Requirement
Quote the listing below word for word, keeping every line in its original order.

Extracted data

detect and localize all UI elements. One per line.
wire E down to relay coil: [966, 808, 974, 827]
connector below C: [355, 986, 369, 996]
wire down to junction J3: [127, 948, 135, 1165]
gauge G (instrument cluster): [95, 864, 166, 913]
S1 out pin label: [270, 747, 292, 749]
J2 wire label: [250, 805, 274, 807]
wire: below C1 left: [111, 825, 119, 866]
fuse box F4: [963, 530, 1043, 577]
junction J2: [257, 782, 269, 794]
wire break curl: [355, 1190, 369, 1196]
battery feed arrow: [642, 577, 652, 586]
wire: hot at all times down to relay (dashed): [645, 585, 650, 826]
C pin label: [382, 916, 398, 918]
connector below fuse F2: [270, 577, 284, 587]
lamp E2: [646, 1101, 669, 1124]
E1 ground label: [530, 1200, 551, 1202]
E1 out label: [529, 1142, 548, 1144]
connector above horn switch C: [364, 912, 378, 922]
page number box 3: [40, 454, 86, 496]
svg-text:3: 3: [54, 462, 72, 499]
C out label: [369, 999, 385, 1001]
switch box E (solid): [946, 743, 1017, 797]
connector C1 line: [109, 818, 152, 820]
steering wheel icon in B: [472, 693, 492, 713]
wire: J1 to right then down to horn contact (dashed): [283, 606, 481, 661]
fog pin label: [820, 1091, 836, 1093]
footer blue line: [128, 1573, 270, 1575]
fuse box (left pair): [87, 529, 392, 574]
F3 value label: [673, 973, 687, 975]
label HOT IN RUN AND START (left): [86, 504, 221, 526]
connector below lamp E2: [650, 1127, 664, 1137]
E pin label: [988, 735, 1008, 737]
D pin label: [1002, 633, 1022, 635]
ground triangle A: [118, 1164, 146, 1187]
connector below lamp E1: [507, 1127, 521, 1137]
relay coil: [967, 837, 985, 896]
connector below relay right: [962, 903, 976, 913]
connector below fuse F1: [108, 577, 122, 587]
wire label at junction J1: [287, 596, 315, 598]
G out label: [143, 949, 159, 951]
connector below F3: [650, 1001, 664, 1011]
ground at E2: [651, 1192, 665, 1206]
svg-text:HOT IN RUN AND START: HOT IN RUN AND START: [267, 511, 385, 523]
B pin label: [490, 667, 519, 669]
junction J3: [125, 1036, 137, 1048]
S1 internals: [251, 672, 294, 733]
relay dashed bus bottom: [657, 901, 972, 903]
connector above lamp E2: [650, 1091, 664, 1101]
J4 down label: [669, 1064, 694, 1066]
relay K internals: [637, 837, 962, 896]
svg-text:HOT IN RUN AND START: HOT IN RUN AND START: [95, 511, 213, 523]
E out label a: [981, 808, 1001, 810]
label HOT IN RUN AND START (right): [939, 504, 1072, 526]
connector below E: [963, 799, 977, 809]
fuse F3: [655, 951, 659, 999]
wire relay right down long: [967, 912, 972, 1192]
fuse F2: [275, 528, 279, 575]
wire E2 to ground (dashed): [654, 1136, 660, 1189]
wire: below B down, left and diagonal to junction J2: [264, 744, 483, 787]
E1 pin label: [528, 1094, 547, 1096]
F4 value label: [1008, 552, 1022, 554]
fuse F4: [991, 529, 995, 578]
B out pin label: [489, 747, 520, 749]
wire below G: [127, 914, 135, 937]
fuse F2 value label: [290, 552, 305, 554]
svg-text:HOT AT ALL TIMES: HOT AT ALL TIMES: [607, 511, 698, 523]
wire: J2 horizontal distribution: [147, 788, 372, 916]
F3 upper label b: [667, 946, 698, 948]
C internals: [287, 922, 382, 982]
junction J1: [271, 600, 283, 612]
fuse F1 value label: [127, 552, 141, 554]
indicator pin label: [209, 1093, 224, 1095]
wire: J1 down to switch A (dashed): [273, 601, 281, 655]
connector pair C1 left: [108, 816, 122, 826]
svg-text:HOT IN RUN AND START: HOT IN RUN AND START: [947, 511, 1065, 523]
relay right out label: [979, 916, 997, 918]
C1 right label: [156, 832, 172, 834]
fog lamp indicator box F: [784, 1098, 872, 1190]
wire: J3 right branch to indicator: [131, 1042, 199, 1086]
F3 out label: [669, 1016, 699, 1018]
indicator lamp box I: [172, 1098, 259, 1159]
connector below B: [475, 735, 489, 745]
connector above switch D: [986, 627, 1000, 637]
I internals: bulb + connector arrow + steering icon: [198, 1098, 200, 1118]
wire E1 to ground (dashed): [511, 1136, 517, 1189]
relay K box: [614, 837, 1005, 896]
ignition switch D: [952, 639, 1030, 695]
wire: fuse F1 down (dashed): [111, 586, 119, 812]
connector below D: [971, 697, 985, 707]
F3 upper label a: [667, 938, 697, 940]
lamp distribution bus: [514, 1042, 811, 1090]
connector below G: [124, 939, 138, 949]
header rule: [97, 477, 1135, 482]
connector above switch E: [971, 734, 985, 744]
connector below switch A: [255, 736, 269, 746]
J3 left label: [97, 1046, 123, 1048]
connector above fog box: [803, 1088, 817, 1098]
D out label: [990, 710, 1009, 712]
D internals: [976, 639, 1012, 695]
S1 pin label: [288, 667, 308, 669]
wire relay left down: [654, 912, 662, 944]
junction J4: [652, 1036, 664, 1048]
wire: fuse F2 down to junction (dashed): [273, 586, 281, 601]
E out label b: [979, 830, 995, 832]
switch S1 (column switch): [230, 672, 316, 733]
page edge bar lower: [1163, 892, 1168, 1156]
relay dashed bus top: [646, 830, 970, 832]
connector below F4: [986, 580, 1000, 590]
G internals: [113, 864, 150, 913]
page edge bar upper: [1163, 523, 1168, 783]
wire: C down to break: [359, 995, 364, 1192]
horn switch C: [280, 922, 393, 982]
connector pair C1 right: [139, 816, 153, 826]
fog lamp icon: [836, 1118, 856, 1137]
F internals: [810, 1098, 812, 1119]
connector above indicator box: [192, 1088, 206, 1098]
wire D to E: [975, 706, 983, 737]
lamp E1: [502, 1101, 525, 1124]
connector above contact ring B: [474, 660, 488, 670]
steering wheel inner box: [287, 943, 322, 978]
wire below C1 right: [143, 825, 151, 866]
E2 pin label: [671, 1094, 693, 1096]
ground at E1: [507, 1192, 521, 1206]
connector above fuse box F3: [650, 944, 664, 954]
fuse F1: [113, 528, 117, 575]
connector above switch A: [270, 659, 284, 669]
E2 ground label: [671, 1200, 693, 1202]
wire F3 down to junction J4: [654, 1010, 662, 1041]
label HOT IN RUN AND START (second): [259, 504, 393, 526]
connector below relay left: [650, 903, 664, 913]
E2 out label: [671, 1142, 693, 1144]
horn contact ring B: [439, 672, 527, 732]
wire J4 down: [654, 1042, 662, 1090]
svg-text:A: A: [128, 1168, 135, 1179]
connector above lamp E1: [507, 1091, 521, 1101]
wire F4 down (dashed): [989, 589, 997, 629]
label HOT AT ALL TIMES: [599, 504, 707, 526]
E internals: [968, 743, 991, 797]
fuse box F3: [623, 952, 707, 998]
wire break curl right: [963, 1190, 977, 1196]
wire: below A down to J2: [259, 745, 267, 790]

Result
detect and localize all UI elements. One per line.
wire E down to relay coil: [966, 808, 974, 827]
connector below C: [355, 986, 369, 996]
wire down to junction J3: [127, 948, 135, 1165]
gauge G (instrument cluster): [95, 864, 166, 913]
S1 out pin label: [270, 747, 292, 749]
J2 wire label: [250, 805, 274, 807]
wire: below C1 left: [111, 825, 119, 866]
fuse box F4: [963, 530, 1043, 577]
junction J2: [257, 782, 269, 794]
wire break curl: [355, 1190, 369, 1196]
battery feed arrow: [642, 577, 652, 586]
wire: hot at all times down to relay (dashed): [645, 585, 650, 826]
C pin label: [382, 916, 398, 918]
connector below fuse F2: [270, 577, 284, 587]
lamp E2: [646, 1101, 669, 1124]
E1 ground label: [530, 1200, 551, 1202]
E1 out label: [529, 1142, 548, 1144]
connector above horn switch C: [364, 912, 378, 922]
page number box 3: [40, 454, 86, 496]
svg-text:3: 3: [54, 462, 72, 499]
C out label: [369, 999, 385, 1001]
switch box E (solid): [946, 743, 1017, 797]
connector C1 line: [109, 818, 152, 820]
steering wheel icon in B: [472, 693, 492, 713]
wire: J1 to right then down to horn contact (dashed): [283, 606, 481, 661]
fog pin label: [820, 1091, 836, 1093]
footer blue line: [128, 1573, 270, 1575]
fuse box (left pair): [87, 529, 392, 574]
F3 value label: [673, 973, 687, 975]
label HOT IN RUN AND START (left): [86, 504, 221, 526]
connector below lamp E2: [650, 1127, 664, 1137]
E pin label: [988, 735, 1008, 737]
D pin label: [1002, 633, 1022, 635]
ground triangle A: [118, 1164, 146, 1187]
connector below lamp E1: [507, 1127, 521, 1137]
relay coil: [967, 837, 985, 896]
connector below relay right: [962, 903, 976, 913]
connector below fuse F1: [108, 577, 122, 587]
wire label at junction J1: [287, 596, 315, 598]
G out label: [143, 949, 159, 951]
connector below F3: [650, 1001, 664, 1011]
ground at E2: [651, 1192, 665, 1206]
svg-text:HOT IN RUN AND START: HOT IN RUN AND START: [267, 511, 385, 523]
B pin label: [490, 667, 519, 669]
junction J3: [125, 1036, 137, 1048]
S1 internals: [251, 672, 294, 733]
relay dashed bus bottom: [657, 901, 972, 903]
connector above lamp E2: [650, 1091, 664, 1101]
J4 down label: [669, 1064, 694, 1066]
relay K internals: [637, 837, 962, 896]
svg-text:HOT IN RUN AND START: HOT IN RUN AND START: [95, 511, 213, 523]
E out label a: [981, 808, 1001, 810]
label HOT IN RUN AND START (right): [939, 504, 1072, 526]
connector below E: [963, 799, 977, 809]
fuse F3: [655, 951, 659, 999]
wire relay right down long: [967, 912, 972, 1192]
fuse F2: [275, 528, 279, 575]
wire E2 to ground (dashed): [654, 1136, 660, 1189]
wire: below B down, left and diagonal to junction J2: [264, 744, 483, 787]
E1 pin label: [528, 1094, 547, 1096]
F4 value label: [1008, 552, 1022, 554]
fuse F4: [991, 529, 995, 578]
B out pin label: [489, 747, 520, 749]
wire below G: [127, 914, 135, 937]
fuse F2 value label: [290, 552, 305, 554]
svg-text:HOT AT ALL TIMES: HOT AT ALL TIMES: [607, 511, 698, 523]
wire: J2 horizontal distribution: [147, 788, 372, 916]
F3 upper label b: [667, 946, 698, 948]
C internals: [287, 922, 382, 982]
junction J1: [271, 600, 283, 612]
fuse F1 value label: [127, 552, 141, 554]
indicator pin label: [209, 1093, 224, 1095]
wire: J1 down to switch A (dashed): [273, 601, 281, 655]
connector pair C1 left: [108, 816, 122, 826]
svg-text:HOT IN RUN AND START: HOT IN RUN AND START: [947, 511, 1065, 523]
relay right out label: [979, 916, 997, 918]
C1 right label: [156, 832, 172, 834]
fog lamp indicator box F: [784, 1098, 872, 1190]
wire: J3 right branch to indicator: [131, 1042, 199, 1086]
F3 out label: [669, 1016, 699, 1018]
indicator lamp box I: [172, 1098, 259, 1159]
connector below B: [475, 735, 489, 745]
connector above switch D: [986, 627, 1000, 637]
I internals: bulb + connector arrow + steering icon: [198, 1098, 200, 1118]
wire E1 to ground (dashed): [511, 1136, 517, 1189]
relay K box: [614, 837, 1005, 896]
ignition switch D: [952, 639, 1030, 695]
wire: fuse F1 down (dashed): [111, 586, 119, 812]
connector below D: [971, 697, 985, 707]
F3 upper label a: [667, 938, 697, 940]
lamp distribution bus: [514, 1042, 811, 1090]
connector below G: [124, 939, 138, 949]
header rule: [97, 477, 1135, 482]
connector above switch E: [971, 734, 985, 744]
connector below switch A: [255, 736, 269, 746]
J3 left label: [97, 1046, 123, 1048]
connector above fog box: [803, 1088, 817, 1098]
D out label: [990, 710, 1009, 712]
D internals: [976, 639, 1012, 695]
S1 pin label: [288, 667, 308, 669]
wire relay left down: [654, 912, 662, 944]
junction J4: [652, 1036, 664, 1048]
wire: fuse F2 down to junction (dashed): [273, 586, 281, 601]
E out label b: [979, 830, 995, 832]
switch S1 (column switch): [230, 672, 316, 733]
page edge bar lower: [1163, 892, 1168, 1156]
relay dashed bus top: [646, 830, 970, 832]
connector below F4: [986, 580, 1000, 590]
G internals: [113, 864, 150, 913]
page edge bar upper: [1163, 523, 1168, 783]
wire: C down to break: [359, 995, 364, 1192]
horn switch C: [280, 922, 393, 982]
connector pair C1 right: [139, 816, 153, 826]
fog lamp icon: [836, 1118, 856, 1137]
F internals: [810, 1098, 812, 1119]
connector above indicator box: [192, 1088, 206, 1098]
wire D to E: [975, 706, 983, 737]
lamp E1: [502, 1101, 525, 1124]
connector above contact ring B: [474, 660, 488, 670]
steering wheel inner box: [287, 943, 322, 978]
wire below C1 right: [143, 825, 151, 866]
E2 pin label: [671, 1094, 693, 1096]
ground at E1: [507, 1192, 521, 1206]
connector above fuse box F3: [650, 944, 664, 954]
fuse F1: [113, 528, 117, 575]
connector above switch A: [270, 659, 284, 669]
E2 ground label: [671, 1200, 693, 1202]
wire F3 down to junction J4: [654, 1010, 662, 1041]
label HOT IN RUN AND START (second): [259, 504, 393, 526]
connector below relay left: [650, 903, 664, 913]
E2 out label: [671, 1142, 693, 1144]
horn contact ring B: [439, 672, 527, 732]
wire J4 down: [654, 1042, 662, 1090]
svg-text:A: A: [128, 1168, 135, 1179]
connector above lamp E1: [507, 1091, 521, 1101]
wire F4 down (dashed): [989, 589, 997, 629]
label HOT AT ALL TIMES: [599, 504, 707, 526]
E internals: [968, 743, 991, 797]
fuse box F3: [623, 952, 707, 998]
wire break curl right: [963, 1190, 977, 1196]
wire: below A down to J2: [259, 745, 267, 790]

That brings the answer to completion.